SHORT PROBLEM: Please copy every line of the records below that holds the word "name".

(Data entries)
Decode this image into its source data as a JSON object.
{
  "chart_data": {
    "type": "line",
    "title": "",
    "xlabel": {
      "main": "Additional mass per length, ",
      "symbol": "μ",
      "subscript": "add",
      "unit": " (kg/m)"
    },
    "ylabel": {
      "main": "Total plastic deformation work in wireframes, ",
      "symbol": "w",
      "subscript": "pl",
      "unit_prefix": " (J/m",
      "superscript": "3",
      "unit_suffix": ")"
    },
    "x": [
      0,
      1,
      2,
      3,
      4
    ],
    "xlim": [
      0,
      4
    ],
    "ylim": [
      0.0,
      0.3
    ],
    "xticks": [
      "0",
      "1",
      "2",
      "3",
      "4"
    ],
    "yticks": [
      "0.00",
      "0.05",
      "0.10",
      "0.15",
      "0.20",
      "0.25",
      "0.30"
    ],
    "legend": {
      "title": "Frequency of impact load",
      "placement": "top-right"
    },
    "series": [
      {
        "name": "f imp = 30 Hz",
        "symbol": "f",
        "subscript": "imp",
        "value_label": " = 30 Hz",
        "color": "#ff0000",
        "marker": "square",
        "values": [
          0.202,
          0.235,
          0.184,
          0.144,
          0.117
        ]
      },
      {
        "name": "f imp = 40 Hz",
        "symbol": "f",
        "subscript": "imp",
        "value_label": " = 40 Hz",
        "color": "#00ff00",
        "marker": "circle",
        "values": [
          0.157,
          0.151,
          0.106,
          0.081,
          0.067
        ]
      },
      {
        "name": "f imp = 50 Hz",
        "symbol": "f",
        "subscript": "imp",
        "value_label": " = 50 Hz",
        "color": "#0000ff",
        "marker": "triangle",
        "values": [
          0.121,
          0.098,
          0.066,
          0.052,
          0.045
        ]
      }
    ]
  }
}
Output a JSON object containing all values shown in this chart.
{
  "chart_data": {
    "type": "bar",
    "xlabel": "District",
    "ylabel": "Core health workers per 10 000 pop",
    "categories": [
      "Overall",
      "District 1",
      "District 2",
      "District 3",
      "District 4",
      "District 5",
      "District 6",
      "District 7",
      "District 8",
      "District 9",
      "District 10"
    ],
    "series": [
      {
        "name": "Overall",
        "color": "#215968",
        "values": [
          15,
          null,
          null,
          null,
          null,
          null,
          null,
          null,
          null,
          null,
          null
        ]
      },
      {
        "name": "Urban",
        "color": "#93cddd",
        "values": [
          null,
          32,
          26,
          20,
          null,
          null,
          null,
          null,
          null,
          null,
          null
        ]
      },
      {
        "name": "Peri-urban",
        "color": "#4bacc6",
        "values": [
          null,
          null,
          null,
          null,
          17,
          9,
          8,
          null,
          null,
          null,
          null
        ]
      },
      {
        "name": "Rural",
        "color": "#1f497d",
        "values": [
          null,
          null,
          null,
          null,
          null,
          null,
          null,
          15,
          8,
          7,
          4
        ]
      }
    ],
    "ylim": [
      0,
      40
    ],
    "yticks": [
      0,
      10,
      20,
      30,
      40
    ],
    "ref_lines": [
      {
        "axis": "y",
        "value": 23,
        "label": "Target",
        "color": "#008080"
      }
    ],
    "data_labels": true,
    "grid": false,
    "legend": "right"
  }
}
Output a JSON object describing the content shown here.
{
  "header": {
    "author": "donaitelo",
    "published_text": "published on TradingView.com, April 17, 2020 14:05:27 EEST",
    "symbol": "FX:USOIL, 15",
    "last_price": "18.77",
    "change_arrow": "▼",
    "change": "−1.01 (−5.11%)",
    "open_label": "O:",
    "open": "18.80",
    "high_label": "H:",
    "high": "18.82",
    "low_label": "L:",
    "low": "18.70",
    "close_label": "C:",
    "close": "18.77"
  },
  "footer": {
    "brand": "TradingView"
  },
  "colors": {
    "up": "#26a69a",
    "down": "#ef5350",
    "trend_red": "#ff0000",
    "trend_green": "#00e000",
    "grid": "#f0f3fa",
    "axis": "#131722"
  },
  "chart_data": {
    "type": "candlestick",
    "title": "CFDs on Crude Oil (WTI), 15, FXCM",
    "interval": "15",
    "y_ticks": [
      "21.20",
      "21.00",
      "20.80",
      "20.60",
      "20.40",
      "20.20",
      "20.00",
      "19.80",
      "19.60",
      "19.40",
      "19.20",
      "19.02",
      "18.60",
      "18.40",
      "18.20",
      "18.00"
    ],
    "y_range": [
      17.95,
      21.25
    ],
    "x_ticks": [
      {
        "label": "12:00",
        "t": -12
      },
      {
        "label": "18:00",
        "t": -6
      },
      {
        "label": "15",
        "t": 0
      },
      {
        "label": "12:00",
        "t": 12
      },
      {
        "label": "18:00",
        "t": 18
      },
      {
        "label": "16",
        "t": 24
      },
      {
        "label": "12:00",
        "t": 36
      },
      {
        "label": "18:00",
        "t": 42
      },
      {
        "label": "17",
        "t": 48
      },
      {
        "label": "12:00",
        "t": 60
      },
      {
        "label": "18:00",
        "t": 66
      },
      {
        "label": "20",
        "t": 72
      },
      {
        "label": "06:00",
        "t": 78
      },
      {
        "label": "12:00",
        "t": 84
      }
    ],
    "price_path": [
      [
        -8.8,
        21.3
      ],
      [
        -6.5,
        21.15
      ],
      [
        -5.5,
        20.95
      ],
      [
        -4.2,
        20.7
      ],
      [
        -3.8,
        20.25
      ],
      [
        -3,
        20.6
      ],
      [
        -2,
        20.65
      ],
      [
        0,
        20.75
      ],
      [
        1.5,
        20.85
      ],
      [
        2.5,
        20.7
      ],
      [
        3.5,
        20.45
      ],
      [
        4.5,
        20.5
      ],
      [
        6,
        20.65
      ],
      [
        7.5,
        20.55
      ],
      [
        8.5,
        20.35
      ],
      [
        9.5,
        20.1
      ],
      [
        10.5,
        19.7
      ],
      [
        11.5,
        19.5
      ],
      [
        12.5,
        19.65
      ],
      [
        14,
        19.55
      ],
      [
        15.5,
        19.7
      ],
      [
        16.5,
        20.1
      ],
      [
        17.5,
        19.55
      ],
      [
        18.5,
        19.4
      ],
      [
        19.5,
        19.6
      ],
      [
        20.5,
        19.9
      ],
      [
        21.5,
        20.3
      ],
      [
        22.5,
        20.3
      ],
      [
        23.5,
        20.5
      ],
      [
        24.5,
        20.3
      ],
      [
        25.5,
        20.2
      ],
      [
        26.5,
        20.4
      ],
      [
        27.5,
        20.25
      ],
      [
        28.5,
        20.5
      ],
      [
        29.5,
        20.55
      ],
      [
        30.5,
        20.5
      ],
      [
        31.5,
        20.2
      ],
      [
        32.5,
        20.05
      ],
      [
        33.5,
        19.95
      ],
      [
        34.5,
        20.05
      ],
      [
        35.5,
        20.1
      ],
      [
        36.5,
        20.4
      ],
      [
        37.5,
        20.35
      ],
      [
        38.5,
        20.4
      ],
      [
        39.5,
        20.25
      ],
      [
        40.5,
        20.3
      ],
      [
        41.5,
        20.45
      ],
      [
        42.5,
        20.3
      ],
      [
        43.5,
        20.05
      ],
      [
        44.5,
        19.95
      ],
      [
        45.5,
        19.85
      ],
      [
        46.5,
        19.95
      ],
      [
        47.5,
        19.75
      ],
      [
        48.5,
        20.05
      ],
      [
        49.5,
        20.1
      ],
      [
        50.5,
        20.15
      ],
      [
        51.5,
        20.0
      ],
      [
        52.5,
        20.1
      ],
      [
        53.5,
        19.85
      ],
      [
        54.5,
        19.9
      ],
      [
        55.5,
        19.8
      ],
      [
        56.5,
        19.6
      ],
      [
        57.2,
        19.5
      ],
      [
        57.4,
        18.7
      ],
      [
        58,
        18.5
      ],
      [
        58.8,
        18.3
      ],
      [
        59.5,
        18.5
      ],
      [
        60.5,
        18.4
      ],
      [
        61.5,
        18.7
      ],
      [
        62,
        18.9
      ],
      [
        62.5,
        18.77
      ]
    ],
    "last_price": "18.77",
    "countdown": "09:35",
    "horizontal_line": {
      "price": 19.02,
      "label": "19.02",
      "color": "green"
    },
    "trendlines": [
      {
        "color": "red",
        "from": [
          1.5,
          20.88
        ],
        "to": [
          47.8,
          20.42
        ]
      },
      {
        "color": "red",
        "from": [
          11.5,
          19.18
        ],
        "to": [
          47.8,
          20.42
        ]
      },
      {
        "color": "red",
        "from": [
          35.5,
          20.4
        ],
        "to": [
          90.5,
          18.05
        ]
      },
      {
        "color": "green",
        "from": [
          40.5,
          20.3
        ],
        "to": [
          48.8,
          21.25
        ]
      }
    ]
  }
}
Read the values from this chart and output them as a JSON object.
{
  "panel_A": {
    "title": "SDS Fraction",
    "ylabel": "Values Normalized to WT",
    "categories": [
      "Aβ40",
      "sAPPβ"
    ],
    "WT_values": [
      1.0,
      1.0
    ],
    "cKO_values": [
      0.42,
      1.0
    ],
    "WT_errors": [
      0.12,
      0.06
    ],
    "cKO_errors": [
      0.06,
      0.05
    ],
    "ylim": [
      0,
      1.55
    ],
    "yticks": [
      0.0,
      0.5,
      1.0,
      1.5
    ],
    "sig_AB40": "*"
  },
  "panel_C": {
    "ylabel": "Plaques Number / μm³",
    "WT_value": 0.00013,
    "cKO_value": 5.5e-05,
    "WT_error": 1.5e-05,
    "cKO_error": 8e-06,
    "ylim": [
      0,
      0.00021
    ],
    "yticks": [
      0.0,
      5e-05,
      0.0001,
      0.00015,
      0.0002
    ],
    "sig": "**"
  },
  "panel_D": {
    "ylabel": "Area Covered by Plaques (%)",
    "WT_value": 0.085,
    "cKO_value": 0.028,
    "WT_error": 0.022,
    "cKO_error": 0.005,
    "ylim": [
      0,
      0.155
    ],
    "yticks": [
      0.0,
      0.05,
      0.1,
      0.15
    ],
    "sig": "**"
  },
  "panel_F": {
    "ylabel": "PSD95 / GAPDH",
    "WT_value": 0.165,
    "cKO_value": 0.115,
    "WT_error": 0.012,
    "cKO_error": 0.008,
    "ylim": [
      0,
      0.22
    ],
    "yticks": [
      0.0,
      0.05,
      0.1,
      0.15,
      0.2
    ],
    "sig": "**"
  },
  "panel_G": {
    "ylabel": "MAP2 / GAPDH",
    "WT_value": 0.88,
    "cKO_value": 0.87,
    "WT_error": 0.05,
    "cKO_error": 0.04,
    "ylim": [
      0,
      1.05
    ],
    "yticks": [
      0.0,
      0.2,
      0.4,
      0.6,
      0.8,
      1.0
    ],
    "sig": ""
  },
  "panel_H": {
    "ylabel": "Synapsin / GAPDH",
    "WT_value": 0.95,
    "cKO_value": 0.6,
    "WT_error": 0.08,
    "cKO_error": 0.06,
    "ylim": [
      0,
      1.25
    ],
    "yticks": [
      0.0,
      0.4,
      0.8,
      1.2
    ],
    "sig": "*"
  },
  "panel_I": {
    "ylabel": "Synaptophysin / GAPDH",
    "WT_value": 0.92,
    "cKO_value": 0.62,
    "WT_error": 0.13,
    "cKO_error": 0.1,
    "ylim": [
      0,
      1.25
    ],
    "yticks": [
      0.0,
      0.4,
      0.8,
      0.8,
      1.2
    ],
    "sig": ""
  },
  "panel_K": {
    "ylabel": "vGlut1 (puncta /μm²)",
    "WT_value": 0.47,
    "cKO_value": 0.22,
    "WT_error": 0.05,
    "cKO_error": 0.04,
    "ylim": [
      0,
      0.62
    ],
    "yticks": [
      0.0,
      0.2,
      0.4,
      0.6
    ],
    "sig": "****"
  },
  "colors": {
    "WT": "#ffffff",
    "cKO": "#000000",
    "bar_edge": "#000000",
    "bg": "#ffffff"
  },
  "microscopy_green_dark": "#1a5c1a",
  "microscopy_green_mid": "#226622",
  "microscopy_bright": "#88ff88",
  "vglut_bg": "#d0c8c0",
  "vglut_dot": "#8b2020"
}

ANSWER FOR THE TASK:
        "name": "f imp = 30 Hz",
        "name": "f imp = 40 Hz",
        "name": "f imp = 50 Hz",
        "name": "Overall",
        "name": "Urban",
        "name": "Peri-urban",
        "name": "Rural",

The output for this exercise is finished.